▶
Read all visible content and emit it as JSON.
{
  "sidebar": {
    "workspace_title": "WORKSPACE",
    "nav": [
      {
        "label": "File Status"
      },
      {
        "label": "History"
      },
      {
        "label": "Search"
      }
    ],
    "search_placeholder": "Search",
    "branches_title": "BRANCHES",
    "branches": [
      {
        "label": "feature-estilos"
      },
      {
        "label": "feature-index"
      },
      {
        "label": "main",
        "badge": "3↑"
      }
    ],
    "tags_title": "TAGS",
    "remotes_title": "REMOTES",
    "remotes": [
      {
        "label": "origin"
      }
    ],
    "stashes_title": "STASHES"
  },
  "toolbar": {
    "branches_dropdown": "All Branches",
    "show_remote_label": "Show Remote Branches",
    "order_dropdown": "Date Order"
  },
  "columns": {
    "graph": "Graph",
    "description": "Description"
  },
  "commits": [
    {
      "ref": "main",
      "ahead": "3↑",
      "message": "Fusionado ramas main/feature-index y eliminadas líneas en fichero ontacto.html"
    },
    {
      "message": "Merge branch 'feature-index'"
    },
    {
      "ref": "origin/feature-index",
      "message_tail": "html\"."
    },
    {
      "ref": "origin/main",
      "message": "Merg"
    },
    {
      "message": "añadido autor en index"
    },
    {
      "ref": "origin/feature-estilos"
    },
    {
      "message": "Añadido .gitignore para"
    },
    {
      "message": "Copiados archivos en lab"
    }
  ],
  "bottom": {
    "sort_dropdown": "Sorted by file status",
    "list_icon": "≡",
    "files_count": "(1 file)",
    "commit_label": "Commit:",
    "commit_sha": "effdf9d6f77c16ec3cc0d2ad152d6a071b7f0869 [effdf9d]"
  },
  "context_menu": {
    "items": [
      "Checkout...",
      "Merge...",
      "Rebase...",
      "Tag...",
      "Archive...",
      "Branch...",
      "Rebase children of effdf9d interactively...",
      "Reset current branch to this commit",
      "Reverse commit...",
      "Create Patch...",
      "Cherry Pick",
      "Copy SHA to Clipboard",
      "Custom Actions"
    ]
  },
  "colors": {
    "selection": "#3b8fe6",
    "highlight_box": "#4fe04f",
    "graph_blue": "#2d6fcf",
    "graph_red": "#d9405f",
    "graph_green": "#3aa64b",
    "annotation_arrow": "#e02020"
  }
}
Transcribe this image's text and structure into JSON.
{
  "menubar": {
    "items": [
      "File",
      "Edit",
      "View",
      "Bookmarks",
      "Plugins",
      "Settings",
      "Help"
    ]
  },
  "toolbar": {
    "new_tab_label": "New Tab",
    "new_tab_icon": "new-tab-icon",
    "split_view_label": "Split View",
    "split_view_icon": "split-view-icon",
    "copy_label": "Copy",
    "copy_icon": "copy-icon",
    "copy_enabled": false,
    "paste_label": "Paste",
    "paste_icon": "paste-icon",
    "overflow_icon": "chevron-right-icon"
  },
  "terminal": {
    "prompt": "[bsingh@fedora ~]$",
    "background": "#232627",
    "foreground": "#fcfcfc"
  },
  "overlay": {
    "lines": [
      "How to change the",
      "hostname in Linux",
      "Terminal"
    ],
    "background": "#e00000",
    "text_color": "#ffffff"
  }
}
◀
* _WHAT IS BEING ASKED_: Filter lines by "html" and return each hit.

* _RESULT BELOW_:
      "message": "Fusionado ramas main/feature-index y eliminadas líneas en fichero ontacto.html"
      "message_tail": "html\"."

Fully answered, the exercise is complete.